→ Given exercise: Type out the complete listing below word for word, without its pictures.

Dataset rows about figures
--

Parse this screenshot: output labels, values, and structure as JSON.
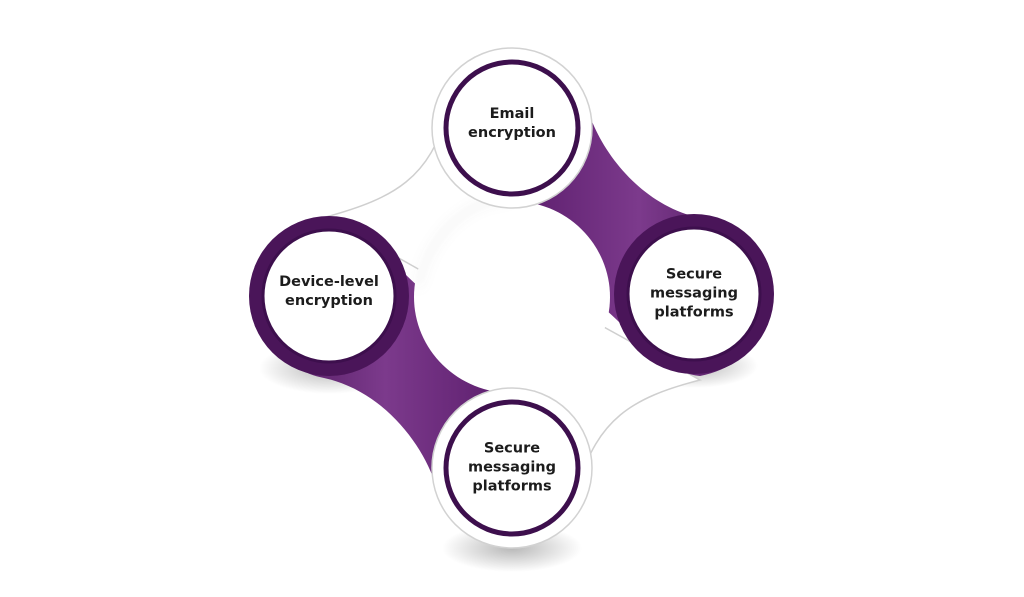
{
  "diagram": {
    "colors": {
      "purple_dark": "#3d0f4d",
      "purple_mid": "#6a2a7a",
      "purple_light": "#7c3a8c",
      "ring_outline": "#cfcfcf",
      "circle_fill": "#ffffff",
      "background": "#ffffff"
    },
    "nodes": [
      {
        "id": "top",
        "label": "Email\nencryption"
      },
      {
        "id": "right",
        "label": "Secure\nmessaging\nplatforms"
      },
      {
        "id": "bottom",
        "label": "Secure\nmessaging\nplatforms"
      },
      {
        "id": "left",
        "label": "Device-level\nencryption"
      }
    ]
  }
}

--

→ Result for this task:
Parse this screenshot: output labels, values, and structure as JSON.
{
  "diagram": {
    "colors": {
      "purple_dark": "#3d0f4d",
      "purple_mid": "#6a2a7a",
      "purple_light": "#7c3a8c",
      "ring_outline": "#cfcfcf",
      "circle_fill": "#ffffff",
      "background": "#ffffff"
    },
    "nodes": [
      {
        "id": "top",
        "label": "Email\nencryption"
      },
      {
        "id": "right",
        "label": "Secure\nmessaging\nplatforms"
      },
      {
        "id": "bottom",
        "label": "Secure\nmessaging\nplatforms"
      },
      {
        "id": "left",
        "label": "Device-level\nencryption"
      }
    ]
  }
}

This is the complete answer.